**Data extract:**
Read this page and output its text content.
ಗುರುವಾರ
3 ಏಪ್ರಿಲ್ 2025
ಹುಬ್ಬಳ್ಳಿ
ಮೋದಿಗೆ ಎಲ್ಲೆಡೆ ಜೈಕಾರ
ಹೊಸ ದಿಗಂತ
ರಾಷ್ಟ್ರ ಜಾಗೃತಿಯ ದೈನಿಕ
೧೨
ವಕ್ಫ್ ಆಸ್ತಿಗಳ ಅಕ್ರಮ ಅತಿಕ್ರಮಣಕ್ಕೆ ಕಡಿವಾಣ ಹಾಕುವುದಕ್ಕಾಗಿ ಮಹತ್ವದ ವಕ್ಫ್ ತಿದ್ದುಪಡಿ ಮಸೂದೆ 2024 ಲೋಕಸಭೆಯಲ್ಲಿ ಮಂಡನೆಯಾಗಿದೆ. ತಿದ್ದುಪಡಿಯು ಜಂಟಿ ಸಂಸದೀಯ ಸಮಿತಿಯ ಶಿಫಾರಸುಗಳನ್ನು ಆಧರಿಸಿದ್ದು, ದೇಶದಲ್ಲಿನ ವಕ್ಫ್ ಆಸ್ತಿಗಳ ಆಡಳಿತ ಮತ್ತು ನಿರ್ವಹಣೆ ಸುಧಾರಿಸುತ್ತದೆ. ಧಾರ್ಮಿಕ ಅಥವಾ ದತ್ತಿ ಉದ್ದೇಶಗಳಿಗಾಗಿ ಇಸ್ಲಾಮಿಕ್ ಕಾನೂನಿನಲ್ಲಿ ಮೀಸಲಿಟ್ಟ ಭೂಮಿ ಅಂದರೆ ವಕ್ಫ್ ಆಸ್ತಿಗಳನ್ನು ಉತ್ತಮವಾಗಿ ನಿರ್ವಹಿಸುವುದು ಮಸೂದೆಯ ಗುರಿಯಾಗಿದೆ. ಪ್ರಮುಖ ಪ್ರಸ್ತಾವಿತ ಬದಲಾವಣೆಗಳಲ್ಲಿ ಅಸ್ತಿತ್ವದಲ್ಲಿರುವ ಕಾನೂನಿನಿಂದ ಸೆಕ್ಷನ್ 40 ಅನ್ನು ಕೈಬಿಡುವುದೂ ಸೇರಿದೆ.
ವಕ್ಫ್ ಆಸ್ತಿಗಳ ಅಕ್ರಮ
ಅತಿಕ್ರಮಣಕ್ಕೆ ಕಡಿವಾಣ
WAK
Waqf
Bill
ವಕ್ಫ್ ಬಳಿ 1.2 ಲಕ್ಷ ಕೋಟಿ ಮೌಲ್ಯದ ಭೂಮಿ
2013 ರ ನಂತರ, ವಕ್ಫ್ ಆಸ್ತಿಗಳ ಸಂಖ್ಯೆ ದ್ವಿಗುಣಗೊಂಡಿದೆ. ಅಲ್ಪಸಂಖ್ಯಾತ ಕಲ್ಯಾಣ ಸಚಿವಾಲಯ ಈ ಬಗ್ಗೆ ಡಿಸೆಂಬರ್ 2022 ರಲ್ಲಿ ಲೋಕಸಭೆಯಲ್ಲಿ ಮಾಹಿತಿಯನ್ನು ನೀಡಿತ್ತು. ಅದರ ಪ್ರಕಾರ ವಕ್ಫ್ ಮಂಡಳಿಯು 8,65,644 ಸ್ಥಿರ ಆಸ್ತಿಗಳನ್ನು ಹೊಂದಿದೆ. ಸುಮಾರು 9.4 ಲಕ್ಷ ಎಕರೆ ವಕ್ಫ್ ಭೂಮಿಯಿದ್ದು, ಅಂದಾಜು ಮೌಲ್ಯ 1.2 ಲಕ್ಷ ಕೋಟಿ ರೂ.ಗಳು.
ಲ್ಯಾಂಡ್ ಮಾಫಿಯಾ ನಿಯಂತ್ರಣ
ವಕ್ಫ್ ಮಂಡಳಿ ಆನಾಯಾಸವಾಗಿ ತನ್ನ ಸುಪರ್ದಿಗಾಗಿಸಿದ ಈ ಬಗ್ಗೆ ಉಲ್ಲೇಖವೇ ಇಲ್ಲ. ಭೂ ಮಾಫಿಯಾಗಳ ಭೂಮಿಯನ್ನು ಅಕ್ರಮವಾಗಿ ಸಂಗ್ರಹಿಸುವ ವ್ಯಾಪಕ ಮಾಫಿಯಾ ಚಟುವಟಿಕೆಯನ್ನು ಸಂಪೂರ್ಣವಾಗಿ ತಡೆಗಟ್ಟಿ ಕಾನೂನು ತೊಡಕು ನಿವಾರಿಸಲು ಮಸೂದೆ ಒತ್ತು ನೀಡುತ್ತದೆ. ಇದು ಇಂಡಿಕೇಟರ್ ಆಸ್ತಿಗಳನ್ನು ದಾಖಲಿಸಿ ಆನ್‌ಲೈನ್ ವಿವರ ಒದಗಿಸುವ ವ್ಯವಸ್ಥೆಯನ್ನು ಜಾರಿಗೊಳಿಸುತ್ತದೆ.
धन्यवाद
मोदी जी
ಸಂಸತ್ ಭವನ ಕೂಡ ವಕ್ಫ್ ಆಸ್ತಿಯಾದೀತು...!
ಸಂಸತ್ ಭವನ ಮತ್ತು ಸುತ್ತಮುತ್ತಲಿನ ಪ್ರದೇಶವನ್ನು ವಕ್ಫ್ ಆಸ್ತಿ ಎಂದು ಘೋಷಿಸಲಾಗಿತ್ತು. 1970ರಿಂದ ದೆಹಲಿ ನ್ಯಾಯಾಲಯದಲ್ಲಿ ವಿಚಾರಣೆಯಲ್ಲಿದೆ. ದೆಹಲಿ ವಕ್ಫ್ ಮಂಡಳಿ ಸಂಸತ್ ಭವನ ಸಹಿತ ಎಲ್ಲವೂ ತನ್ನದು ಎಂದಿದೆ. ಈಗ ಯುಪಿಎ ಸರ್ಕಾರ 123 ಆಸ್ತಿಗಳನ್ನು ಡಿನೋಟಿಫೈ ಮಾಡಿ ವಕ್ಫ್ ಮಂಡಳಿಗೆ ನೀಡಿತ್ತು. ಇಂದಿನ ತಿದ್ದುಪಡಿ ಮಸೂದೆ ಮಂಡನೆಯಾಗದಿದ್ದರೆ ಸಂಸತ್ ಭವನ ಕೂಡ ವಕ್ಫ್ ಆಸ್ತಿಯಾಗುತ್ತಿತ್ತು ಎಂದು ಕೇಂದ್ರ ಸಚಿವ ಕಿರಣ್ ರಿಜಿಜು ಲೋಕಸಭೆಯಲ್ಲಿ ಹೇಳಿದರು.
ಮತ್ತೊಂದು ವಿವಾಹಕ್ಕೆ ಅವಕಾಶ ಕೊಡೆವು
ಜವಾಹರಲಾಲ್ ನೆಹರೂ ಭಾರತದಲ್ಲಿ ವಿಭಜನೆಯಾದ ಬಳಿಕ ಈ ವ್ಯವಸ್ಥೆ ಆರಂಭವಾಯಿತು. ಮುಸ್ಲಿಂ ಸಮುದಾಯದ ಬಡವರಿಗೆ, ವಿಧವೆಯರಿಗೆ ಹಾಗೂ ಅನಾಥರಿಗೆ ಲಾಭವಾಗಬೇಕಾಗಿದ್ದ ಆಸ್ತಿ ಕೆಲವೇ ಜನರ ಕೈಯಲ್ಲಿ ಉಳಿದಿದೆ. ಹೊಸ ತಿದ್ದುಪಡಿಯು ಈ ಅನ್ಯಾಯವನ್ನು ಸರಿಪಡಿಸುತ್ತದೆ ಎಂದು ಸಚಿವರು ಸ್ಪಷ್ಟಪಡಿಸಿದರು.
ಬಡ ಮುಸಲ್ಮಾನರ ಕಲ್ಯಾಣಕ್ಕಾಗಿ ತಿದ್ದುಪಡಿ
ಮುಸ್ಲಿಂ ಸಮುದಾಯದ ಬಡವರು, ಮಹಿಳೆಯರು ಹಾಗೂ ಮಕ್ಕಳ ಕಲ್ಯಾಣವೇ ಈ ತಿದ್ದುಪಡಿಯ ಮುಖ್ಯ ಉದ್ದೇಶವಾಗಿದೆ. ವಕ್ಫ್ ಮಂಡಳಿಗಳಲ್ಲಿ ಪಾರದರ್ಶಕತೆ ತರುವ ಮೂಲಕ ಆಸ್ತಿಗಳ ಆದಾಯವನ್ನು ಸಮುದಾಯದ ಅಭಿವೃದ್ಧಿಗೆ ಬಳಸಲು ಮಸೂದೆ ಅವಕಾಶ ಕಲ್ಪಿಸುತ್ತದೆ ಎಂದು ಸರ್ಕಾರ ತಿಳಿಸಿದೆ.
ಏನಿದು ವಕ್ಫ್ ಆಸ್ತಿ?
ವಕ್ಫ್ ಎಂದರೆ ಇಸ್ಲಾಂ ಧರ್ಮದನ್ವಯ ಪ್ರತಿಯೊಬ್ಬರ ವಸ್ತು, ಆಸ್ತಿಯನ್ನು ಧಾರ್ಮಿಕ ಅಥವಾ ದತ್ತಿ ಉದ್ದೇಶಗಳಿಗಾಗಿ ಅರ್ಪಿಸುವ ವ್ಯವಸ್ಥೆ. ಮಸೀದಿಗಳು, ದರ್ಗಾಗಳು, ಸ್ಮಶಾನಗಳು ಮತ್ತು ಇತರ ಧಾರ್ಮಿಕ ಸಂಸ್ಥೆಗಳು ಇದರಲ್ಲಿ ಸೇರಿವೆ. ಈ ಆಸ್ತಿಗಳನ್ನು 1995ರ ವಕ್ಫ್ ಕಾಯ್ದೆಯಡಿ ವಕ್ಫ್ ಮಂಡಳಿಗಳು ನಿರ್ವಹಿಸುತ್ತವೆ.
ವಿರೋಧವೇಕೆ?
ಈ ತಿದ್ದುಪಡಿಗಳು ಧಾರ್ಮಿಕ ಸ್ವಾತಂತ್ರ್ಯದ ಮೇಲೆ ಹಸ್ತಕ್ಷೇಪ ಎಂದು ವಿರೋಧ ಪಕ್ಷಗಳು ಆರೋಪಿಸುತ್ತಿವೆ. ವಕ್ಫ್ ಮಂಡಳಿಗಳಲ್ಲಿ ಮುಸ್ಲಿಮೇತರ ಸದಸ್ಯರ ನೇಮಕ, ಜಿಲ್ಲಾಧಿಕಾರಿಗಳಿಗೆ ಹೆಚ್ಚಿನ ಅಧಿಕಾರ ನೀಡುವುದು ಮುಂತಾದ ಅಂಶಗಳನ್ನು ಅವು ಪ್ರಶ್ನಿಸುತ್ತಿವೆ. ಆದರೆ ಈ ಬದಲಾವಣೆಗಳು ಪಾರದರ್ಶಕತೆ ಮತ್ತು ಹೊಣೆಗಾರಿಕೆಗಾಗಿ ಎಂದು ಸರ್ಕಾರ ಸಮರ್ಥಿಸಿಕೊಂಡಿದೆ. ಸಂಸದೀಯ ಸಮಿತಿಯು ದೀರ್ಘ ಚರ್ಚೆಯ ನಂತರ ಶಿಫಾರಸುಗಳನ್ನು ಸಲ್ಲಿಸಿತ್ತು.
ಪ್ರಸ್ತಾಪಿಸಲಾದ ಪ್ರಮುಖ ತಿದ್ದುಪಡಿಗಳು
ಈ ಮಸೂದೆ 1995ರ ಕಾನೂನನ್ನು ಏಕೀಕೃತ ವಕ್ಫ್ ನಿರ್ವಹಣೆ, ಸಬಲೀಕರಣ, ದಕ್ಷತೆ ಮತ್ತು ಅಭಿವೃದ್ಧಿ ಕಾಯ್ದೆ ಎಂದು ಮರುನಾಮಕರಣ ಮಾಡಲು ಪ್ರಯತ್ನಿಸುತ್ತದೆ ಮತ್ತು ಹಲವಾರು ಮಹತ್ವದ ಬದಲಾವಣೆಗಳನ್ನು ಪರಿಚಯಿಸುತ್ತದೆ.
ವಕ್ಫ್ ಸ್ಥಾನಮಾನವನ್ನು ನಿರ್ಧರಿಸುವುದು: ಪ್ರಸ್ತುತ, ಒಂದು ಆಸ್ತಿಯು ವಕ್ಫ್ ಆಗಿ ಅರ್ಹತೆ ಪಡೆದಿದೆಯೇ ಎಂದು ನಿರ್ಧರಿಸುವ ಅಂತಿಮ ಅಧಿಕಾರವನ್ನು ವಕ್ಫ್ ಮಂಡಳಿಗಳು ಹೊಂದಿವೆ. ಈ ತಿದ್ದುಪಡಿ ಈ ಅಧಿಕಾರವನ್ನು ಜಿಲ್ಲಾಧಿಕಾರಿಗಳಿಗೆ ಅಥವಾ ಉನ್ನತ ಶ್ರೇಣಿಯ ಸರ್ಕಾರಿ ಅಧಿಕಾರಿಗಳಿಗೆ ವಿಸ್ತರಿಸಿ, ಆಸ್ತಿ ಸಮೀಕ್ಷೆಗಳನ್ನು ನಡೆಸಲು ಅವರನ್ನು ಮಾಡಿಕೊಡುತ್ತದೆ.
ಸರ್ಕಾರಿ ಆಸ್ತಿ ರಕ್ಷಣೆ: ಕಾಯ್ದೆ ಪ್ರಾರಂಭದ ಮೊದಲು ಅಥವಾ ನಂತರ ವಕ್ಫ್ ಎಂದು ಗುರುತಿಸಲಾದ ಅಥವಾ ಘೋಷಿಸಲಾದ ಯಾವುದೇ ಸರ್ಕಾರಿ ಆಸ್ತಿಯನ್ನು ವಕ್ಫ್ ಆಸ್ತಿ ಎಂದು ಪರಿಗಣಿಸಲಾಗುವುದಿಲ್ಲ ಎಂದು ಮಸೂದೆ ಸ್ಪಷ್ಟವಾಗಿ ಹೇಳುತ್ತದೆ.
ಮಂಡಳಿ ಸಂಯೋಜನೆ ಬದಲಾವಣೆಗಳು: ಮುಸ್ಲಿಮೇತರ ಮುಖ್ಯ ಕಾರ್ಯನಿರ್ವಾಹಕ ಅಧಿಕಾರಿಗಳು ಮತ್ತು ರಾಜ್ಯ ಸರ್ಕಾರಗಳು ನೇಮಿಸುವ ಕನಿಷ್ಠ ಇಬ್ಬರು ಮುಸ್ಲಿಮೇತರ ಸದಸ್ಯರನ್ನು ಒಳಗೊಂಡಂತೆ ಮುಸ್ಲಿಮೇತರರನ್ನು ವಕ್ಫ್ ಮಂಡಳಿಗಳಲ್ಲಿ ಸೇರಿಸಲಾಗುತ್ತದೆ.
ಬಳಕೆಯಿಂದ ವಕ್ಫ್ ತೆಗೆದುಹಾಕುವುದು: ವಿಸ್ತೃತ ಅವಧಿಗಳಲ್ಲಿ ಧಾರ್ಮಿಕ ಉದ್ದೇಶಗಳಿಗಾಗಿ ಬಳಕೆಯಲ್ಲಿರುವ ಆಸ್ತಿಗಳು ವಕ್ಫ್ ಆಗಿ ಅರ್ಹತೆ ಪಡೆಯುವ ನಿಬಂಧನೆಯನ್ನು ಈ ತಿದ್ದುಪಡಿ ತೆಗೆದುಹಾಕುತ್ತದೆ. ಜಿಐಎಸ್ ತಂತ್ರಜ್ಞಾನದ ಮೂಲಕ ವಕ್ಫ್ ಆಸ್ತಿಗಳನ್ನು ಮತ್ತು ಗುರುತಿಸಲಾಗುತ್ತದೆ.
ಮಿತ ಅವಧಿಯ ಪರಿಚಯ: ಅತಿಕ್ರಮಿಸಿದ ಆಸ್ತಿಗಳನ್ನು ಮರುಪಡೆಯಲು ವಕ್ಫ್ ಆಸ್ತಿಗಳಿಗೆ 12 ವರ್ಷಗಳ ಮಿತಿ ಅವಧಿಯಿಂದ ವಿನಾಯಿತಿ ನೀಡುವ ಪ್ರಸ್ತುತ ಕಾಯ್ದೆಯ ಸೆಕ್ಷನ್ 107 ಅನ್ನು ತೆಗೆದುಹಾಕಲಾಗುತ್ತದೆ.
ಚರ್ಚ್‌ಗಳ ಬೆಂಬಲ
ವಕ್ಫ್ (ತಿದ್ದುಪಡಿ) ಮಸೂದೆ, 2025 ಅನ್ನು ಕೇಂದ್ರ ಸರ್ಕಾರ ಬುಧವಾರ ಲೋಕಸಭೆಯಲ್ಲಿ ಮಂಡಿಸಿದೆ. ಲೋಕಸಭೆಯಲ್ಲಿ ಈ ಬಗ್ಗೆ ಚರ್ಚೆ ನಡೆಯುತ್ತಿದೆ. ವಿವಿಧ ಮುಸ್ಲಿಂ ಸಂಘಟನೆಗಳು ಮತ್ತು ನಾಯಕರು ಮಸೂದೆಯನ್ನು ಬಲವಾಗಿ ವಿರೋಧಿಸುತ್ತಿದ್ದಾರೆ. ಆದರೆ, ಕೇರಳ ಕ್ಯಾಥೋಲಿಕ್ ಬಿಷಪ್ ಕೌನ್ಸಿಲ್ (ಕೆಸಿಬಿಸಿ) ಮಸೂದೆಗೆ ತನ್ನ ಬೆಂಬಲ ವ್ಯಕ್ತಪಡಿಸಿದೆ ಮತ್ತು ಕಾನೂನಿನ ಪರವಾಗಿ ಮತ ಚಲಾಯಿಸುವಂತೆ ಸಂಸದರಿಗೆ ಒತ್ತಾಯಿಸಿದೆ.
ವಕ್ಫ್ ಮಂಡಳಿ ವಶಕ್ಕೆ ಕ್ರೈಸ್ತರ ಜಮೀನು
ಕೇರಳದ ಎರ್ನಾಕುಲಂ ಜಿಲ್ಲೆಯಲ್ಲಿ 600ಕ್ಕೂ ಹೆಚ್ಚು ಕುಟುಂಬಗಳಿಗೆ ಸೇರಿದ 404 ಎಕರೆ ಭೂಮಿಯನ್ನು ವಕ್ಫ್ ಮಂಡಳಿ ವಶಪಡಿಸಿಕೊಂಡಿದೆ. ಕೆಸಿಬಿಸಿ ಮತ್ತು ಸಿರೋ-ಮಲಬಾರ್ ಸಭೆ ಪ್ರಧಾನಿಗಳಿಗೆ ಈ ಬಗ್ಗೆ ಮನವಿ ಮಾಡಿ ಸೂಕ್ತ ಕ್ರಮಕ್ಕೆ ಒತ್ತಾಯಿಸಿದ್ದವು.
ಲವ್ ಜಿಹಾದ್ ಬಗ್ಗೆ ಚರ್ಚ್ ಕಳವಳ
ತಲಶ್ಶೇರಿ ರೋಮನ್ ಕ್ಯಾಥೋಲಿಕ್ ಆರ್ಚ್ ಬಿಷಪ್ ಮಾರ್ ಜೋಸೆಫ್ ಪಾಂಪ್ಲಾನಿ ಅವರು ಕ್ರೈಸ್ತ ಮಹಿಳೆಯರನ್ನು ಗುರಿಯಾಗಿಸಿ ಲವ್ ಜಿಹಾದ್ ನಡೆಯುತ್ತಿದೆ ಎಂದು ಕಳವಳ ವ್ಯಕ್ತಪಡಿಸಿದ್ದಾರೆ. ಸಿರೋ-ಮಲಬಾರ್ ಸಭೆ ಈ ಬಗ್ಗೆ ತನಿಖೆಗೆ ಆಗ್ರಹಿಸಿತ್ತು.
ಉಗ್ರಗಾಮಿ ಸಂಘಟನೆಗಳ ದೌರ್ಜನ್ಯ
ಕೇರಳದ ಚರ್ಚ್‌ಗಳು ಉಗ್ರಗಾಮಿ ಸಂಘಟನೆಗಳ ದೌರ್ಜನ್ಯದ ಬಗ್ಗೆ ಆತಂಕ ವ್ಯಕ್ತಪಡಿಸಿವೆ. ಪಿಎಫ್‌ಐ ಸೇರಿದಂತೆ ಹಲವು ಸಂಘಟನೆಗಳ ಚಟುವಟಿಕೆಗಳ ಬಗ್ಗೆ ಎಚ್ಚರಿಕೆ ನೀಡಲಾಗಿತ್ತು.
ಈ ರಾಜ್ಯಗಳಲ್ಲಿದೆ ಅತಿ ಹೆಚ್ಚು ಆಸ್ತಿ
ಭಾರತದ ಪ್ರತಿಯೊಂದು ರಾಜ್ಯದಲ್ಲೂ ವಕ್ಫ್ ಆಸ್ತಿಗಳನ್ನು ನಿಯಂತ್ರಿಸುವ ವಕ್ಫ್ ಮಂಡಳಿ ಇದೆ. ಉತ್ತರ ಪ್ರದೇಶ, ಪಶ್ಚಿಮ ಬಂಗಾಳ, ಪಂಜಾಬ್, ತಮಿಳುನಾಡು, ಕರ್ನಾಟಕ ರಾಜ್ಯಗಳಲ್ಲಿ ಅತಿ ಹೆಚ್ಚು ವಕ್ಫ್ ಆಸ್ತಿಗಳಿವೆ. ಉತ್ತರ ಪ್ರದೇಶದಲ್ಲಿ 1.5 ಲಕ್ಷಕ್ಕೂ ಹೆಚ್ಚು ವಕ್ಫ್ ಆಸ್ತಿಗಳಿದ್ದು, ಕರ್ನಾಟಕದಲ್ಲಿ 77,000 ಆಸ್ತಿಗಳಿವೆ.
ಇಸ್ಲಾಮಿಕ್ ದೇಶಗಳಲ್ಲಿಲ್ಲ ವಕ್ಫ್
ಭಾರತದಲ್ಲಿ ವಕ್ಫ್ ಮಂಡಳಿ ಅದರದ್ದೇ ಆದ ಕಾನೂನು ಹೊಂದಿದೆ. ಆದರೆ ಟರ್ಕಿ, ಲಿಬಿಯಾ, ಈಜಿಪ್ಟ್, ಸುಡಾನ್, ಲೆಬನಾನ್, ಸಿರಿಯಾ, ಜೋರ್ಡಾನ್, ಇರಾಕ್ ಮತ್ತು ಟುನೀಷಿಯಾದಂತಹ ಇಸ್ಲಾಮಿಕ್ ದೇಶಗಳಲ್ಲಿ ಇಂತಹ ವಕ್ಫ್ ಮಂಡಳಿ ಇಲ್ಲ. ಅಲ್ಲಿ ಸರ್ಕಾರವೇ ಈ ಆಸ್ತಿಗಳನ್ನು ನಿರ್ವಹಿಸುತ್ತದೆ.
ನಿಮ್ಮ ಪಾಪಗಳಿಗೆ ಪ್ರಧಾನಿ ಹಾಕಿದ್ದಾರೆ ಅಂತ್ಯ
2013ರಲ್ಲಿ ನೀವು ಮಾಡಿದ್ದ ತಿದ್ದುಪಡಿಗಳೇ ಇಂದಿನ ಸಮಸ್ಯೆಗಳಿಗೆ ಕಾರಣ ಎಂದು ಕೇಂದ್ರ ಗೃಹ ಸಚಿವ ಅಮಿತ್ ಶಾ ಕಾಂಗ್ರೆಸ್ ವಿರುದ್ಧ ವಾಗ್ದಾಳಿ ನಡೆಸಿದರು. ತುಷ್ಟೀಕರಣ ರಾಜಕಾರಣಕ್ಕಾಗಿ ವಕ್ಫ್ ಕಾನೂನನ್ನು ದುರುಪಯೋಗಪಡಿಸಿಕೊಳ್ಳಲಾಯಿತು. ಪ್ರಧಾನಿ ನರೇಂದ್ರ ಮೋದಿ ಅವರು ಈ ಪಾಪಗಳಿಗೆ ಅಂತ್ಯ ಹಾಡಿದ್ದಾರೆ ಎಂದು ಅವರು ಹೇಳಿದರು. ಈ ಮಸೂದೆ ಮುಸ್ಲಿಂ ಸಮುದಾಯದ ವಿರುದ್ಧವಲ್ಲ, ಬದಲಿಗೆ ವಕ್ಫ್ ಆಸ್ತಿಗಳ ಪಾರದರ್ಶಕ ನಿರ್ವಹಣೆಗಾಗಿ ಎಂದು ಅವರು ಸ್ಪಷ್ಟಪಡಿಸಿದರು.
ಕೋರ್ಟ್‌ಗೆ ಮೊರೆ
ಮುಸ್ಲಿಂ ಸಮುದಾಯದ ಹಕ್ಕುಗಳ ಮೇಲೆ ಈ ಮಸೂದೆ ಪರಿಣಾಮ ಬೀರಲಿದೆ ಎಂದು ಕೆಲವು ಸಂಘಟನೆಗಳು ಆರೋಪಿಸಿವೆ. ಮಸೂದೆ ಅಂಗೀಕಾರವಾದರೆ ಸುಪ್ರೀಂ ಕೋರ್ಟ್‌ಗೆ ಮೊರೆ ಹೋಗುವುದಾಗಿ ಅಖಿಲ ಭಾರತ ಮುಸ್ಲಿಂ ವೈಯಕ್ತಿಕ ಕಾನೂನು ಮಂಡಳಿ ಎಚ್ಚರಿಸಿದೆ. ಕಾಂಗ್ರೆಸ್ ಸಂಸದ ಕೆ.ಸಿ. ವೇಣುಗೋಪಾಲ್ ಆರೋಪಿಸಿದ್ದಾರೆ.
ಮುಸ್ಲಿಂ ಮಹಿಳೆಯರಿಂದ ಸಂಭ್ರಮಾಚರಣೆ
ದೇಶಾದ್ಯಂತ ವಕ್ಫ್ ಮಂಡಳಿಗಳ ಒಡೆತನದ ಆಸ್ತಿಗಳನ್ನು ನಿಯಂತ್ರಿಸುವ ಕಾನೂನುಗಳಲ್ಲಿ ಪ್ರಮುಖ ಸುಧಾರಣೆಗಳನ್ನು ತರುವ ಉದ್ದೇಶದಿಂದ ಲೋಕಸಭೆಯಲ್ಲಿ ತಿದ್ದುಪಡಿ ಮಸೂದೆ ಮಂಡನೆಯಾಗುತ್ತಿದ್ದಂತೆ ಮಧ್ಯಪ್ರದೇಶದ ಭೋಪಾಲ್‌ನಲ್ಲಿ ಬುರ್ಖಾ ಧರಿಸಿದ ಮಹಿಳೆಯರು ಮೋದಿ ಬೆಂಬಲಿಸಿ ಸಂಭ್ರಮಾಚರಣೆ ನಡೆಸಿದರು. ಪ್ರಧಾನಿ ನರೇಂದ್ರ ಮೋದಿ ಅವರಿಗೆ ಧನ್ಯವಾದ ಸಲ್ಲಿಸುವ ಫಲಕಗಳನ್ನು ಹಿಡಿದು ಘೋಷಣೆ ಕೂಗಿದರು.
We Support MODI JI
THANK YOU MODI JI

**What is asked:**
How many of the lines above hold the word "ಯಗಳಲ"? Give only that number.

**Reply:**
2